> _Aim_: Pick out each line containing the string "name" and copy it.

> _Dataset content_:
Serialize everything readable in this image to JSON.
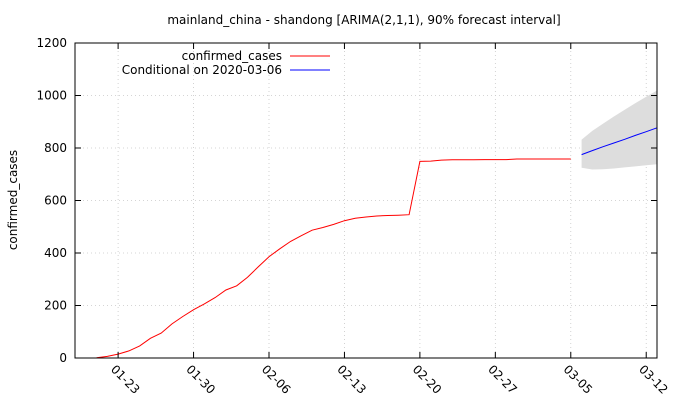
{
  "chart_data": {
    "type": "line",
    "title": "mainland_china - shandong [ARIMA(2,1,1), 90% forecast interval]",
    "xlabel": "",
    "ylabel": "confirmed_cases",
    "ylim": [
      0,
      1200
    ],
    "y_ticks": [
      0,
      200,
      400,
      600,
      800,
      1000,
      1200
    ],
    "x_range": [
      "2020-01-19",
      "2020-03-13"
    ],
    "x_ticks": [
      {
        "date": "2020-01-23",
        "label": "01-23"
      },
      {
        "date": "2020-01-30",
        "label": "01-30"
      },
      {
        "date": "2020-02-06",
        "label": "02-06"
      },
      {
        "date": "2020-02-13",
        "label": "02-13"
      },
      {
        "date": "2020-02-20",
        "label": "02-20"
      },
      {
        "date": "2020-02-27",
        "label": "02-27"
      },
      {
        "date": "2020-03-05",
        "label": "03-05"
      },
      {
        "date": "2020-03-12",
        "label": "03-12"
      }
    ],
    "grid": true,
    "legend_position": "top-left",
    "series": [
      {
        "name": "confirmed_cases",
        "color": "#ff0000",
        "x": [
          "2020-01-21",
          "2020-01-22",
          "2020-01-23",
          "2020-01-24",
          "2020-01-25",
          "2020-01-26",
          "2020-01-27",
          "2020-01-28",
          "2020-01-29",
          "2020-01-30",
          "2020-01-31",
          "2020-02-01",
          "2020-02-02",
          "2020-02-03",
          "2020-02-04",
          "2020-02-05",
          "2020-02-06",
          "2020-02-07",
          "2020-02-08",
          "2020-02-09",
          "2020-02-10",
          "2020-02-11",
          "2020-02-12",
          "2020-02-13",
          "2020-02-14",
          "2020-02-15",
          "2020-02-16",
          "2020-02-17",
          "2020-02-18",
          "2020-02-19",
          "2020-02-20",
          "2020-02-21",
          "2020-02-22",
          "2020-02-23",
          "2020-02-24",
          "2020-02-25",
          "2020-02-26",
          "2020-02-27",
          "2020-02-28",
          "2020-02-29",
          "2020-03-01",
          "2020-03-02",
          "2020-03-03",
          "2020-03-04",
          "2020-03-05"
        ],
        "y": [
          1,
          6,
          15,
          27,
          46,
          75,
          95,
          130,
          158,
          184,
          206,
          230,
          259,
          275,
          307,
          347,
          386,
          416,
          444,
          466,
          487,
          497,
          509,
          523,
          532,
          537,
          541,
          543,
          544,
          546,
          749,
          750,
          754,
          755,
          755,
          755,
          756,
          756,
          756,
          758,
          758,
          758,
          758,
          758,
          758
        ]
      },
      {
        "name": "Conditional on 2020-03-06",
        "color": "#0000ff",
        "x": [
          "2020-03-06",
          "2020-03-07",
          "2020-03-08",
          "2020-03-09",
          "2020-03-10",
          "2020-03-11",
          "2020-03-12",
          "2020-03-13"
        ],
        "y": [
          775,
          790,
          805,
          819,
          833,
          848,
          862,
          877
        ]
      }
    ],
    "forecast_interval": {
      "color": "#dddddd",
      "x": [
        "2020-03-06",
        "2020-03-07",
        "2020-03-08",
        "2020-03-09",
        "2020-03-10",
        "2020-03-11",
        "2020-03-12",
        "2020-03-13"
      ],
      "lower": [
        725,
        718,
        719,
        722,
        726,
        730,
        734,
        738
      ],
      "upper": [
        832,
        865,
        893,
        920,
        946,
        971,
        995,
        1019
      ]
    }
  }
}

> _Result of the exercise_:
        "name": "confirmed_cases",
        "name": "Conditional on 2020-03-06",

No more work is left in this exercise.